Goal:
Repeat the entire listing exactly as written.

Input records:
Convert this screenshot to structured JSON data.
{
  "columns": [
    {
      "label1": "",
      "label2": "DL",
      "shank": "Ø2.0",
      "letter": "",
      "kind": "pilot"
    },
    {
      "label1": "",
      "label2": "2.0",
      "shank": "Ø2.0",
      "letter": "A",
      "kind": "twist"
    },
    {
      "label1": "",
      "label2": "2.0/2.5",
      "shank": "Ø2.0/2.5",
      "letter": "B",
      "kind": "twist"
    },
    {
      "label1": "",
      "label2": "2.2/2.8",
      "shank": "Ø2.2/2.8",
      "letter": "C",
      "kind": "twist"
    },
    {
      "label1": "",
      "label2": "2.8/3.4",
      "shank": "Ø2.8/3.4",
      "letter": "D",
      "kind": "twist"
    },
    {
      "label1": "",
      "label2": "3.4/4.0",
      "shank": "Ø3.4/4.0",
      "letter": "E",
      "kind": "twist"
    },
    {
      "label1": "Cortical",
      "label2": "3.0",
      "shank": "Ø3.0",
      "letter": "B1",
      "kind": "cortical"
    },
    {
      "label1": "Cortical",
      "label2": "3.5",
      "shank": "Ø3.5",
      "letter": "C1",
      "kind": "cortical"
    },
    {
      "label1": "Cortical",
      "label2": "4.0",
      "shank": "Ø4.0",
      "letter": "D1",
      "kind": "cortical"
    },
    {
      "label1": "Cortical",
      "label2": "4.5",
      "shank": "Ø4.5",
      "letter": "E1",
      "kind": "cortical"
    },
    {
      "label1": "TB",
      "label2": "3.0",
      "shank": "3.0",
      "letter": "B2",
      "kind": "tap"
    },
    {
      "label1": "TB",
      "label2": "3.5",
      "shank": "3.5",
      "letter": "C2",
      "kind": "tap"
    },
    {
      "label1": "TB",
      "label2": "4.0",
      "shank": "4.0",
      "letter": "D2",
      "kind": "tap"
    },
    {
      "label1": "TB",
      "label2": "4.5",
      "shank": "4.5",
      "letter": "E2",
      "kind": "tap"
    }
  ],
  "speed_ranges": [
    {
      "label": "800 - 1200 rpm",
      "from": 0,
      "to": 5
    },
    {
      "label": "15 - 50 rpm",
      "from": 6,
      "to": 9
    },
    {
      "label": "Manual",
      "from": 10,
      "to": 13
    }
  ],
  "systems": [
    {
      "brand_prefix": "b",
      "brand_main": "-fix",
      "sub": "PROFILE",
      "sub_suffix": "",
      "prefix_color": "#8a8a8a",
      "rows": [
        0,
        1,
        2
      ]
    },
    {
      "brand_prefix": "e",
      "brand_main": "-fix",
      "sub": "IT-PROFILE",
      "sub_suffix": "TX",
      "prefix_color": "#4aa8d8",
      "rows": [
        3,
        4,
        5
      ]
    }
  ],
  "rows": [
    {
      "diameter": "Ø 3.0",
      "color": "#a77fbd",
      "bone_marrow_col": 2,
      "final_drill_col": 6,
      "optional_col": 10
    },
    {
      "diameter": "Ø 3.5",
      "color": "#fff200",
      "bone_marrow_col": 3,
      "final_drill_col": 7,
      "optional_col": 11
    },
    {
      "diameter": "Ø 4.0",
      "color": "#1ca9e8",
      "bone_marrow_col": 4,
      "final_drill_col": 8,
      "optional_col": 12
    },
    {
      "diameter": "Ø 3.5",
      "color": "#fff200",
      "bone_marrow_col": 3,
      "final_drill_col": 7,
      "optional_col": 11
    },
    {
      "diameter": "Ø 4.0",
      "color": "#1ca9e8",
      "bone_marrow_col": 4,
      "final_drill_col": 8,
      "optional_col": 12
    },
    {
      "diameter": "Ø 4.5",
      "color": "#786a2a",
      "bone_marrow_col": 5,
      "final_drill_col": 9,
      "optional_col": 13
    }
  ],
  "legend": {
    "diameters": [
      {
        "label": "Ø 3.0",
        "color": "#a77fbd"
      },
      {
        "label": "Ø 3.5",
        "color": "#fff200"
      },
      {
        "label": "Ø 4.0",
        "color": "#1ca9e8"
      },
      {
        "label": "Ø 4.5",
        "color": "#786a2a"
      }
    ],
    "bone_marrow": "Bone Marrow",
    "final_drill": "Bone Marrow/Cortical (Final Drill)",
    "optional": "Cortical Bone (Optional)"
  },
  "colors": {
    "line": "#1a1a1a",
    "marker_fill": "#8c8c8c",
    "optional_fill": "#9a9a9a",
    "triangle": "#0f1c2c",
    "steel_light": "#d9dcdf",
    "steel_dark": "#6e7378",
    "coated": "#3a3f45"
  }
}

Output:
Convert this screenshot to structured JSON data.
{
  "columns": [
    {
      "label1": "",
      "label2": "DL",
      "shank": "Ø2.0",
      "letter": "",
      "kind": "pilot"
    },
    {
      "label1": "",
      "label2": "2.0",
      "shank": "Ø2.0",
      "letter": "A",
      "kind": "twist"
    },
    {
      "label1": "",
      "label2": "2.0/2.5",
      "shank": "Ø2.0/2.5",
      "letter": "B",
      "kind": "twist"
    },
    {
      "label1": "",
      "label2": "2.2/2.8",
      "shank": "Ø2.2/2.8",
      "letter": "C",
      "kind": "twist"
    },
    {
      "label1": "",
      "label2": "2.8/3.4",
      "shank": "Ø2.8/3.4",
      "letter": "D",
      "kind": "twist"
    },
    {
      "label1": "",
      "label2": "3.4/4.0",
      "shank": "Ø3.4/4.0",
      "letter": "E",
      "kind": "twist"
    },
    {
      "label1": "Cortical",
      "label2": "3.0",
      "shank": "Ø3.0",
      "letter": "B1",
      "kind": "cortical"
    },
    {
      "label1": "Cortical",
      "label2": "3.5",
      "shank": "Ø3.5",
      "letter": "C1",
      "kind": "cortical"
    },
    {
      "label1": "Cortical",
      "label2": "4.0",
      "shank": "Ø4.0",
      "letter": "D1",
      "kind": "cortical"
    },
    {
      "label1": "Cortical",
      "label2": "4.5",
      "shank": "Ø4.5",
      "letter": "E1",
      "kind": "cortical"
    },
    {
      "label1": "TB",
      "label2": "3.0",
      "shank": "3.0",
      "letter": "B2",
      "kind": "tap"
    },
    {
      "label1": "TB",
      "label2": "3.5",
      "shank": "3.5",
      "letter": "C2",
      "kind": "tap"
    },
    {
      "label1": "TB",
      "label2": "4.0",
      "shank": "4.0",
      "letter": "D2",
      "kind": "tap"
    },
    {
      "label1": "TB",
      "label2": "4.5",
      "shank": "4.5",
      "letter": "E2",
      "kind": "tap"
    }
  ],
  "speed_ranges": [
    {
      "label": "800 - 1200 rpm",
      "from": 0,
      "to": 5
    },
    {
      "label": "15 - 50 rpm",
      "from": 6,
      "to": 9
    },
    {
      "label": "Manual",
      "from": 10,
      "to": 13
    }
  ],
  "systems": [
    {
      "brand_prefix": "b",
      "brand_main": "-fix",
      "sub": "PROFILE",
      "sub_suffix": "",
      "prefix_color": "#8a8a8a",
      "rows": [
        0,
        1,
        2
      ]
    },
    {
      "brand_prefix": "e",
      "brand_main": "-fix",
      "sub": "IT-PROFILE",
      "sub_suffix": "TX",
      "prefix_color": "#4aa8d8",
      "rows": [
        3,
        4,
        5
      ]
    }
  ],
  "rows": [
    {
      "diameter": "Ø 3.0",
      "color": "#a77fbd",
      "bone_marrow_col": 2,
      "final_drill_col": 6,
      "optional_col": 10
    },
    {
      "diameter": "Ø 3.5",
      "color": "#fff200",
      "bone_marrow_col": 3,
      "final_drill_col": 7,
      "optional_col": 11
    },
    {
      "diameter": "Ø 4.0",
      "color": "#1ca9e8",
      "bone_marrow_col": 4,
      "final_drill_col": 8,
      "optional_col": 12
    },
    {
      "diameter": "Ø 3.5",
      "color": "#fff200",
      "bone_marrow_col": 3,
      "final_drill_col": 7,
      "optional_col": 11
    },
    {
      "diameter": "Ø 4.0",
      "color": "#1ca9e8",
      "bone_marrow_col": 4,
      "final_drill_col": 8,
      "optional_col": 12
    },
    {
      "diameter": "Ø 4.5",
      "color": "#786a2a",
      "bone_marrow_col": 5,
      "final_drill_col": 9,
      "optional_col": 13
    }
  ],
  "legend": {
    "diameters": [
      {
        "label": "Ø 3.0",
        "color": "#a77fbd"
      },
      {
        "label": "Ø 3.5",
        "color": "#fff200"
      },
      {
        "label": "Ø 4.0",
        "color": "#1ca9e8"
      },
      {
        "label": "Ø 4.5",
        "color": "#786a2a"
      }
    ],
    "bone_marrow": "Bone Marrow",
    "final_drill": "Bone Marrow/Cortical (Final Drill)",
    "optional": "Cortical Bone (Optional)"
  },
  "colors": {
    "line": "#1a1a1a",
    "marker_fill": "#8c8c8c",
    "optional_fill": "#9a9a9a",
    "triangle": "#0f1c2c",
    "steel_light": "#d9dcdf",
    "steel_dark": "#6e7378",
    "coated": "#3a3f45"
  }
}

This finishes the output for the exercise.